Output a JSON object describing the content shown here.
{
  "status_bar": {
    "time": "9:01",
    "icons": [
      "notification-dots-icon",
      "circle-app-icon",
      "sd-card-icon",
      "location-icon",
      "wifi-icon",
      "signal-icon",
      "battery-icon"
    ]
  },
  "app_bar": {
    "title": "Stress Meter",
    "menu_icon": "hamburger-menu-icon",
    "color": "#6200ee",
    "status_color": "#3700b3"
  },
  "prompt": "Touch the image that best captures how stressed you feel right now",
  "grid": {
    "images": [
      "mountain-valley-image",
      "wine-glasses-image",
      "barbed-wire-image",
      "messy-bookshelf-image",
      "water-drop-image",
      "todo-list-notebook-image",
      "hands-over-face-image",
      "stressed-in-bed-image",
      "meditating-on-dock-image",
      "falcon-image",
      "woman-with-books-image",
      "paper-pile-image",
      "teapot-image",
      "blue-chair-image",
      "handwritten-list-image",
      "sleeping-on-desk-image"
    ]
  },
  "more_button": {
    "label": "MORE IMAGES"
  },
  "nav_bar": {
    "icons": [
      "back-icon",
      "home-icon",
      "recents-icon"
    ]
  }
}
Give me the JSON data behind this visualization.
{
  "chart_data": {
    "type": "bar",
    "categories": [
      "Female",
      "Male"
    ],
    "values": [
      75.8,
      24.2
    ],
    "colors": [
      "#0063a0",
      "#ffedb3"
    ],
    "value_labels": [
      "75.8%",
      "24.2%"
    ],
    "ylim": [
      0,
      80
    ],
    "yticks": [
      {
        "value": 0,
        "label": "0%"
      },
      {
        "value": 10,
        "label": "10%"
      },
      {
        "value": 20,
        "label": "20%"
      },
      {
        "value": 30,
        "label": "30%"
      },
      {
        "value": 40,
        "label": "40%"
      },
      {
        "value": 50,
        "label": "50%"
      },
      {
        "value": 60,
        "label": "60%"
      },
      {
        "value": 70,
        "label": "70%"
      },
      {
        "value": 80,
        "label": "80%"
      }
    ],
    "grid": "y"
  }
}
--------------------------------------------------
Select and copy each line from the data that includes the word "JSON".

Output a JSON object describing the content shown here.
Give me the JSON data behind this visualization.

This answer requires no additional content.